WHAT TO DO: Report only the number of lines in the records that contain the word "AHalpha".

(Stored dataset items)

• • • • • • •

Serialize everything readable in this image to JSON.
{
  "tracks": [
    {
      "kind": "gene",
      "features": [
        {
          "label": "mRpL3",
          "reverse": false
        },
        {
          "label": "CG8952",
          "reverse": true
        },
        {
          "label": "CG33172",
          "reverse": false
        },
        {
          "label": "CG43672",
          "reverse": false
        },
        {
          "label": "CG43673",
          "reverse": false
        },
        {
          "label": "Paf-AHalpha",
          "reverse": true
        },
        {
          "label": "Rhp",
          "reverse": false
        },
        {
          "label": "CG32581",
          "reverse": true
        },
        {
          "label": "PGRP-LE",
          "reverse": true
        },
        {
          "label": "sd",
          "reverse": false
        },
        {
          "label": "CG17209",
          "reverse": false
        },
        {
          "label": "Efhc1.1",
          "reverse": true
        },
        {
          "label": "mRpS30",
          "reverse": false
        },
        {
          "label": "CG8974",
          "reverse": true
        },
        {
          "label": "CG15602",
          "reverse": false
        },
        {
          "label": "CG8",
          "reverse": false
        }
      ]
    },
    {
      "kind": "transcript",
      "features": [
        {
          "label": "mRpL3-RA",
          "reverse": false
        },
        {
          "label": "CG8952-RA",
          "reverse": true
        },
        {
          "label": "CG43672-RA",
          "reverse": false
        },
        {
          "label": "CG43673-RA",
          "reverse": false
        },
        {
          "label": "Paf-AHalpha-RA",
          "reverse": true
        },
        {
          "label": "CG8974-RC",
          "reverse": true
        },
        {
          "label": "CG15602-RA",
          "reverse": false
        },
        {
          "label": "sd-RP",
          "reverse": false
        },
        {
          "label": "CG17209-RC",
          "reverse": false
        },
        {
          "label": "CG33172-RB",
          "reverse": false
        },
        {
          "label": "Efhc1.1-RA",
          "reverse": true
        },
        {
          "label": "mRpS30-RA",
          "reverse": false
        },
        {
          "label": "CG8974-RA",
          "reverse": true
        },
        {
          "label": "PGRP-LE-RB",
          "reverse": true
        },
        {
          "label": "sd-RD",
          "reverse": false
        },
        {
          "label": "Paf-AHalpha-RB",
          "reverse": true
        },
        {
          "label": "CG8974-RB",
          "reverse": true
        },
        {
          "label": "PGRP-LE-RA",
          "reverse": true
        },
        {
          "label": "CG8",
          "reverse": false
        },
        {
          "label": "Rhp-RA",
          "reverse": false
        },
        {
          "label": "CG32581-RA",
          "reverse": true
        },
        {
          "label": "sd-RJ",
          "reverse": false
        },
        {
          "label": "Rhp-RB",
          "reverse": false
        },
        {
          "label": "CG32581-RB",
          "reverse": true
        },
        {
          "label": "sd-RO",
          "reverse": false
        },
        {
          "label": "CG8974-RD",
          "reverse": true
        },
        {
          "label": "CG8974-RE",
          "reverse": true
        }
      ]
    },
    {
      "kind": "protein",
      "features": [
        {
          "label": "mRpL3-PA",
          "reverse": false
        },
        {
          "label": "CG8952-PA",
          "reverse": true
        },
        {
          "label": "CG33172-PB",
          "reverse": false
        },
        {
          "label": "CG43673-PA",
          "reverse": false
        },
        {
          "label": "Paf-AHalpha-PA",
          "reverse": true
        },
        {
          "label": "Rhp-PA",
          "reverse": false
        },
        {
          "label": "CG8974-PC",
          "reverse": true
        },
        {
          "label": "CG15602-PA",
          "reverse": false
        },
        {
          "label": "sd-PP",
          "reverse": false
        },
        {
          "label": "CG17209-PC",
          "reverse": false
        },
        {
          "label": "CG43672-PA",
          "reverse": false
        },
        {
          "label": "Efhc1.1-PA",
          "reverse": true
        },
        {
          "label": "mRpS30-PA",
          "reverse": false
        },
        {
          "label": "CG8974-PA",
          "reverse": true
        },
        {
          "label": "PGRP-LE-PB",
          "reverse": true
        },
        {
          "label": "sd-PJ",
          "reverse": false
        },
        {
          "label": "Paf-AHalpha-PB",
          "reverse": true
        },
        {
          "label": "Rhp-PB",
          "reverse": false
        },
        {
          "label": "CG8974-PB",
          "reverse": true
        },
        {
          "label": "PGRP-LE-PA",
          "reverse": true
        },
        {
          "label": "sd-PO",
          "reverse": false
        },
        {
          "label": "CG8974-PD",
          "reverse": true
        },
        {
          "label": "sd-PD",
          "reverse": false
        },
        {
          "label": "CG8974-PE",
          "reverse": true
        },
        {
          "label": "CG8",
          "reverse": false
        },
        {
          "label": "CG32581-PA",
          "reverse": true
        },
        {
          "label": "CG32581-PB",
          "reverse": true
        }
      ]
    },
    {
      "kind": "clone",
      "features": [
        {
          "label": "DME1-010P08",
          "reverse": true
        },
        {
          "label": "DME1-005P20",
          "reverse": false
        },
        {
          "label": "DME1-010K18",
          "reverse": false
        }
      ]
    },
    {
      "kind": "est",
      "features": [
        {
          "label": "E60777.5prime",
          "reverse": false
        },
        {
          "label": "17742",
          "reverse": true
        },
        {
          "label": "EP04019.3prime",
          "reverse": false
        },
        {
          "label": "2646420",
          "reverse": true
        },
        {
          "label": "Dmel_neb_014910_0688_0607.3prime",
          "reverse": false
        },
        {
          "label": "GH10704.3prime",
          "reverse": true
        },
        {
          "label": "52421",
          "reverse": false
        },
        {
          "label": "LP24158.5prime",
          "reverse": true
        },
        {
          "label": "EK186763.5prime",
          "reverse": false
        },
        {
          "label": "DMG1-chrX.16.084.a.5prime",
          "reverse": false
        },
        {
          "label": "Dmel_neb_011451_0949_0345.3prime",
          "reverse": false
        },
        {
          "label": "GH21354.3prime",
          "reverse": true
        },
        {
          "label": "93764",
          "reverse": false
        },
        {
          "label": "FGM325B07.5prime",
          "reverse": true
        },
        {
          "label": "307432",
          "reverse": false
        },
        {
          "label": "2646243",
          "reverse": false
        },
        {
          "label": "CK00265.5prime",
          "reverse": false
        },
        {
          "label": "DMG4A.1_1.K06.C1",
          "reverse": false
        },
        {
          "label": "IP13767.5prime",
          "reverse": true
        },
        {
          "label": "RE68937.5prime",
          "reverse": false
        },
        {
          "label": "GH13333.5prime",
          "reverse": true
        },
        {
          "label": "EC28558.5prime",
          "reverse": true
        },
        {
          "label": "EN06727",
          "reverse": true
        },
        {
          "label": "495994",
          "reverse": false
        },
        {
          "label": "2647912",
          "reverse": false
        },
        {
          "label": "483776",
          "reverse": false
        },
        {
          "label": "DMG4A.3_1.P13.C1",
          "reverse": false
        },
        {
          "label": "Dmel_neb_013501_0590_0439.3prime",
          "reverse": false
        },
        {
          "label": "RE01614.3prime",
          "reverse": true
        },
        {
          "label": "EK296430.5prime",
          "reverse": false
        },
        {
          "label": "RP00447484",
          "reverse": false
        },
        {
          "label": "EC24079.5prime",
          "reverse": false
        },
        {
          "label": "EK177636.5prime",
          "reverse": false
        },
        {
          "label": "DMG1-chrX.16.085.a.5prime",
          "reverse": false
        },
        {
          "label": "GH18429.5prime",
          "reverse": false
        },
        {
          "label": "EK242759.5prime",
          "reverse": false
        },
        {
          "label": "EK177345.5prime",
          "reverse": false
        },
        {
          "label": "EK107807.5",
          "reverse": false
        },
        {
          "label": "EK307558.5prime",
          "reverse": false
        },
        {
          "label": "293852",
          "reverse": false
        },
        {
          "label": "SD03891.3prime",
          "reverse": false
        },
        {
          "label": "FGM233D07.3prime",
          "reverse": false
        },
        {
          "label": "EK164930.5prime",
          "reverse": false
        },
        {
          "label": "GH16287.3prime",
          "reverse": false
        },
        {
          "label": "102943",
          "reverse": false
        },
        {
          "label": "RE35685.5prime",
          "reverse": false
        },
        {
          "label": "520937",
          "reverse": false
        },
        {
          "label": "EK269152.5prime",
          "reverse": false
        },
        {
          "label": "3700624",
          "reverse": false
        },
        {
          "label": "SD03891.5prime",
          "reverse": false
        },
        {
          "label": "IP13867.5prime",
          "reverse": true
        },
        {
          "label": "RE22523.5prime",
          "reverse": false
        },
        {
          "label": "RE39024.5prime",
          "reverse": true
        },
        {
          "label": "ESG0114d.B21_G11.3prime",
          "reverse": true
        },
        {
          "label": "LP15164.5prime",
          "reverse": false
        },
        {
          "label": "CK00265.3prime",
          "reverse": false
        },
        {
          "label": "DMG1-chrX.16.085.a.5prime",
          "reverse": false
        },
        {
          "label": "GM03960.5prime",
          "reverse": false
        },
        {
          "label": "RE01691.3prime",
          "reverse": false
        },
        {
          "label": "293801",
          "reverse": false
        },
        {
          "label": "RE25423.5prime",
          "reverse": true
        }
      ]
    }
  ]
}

• • • • • • •

RESULT OF THE TASK: 5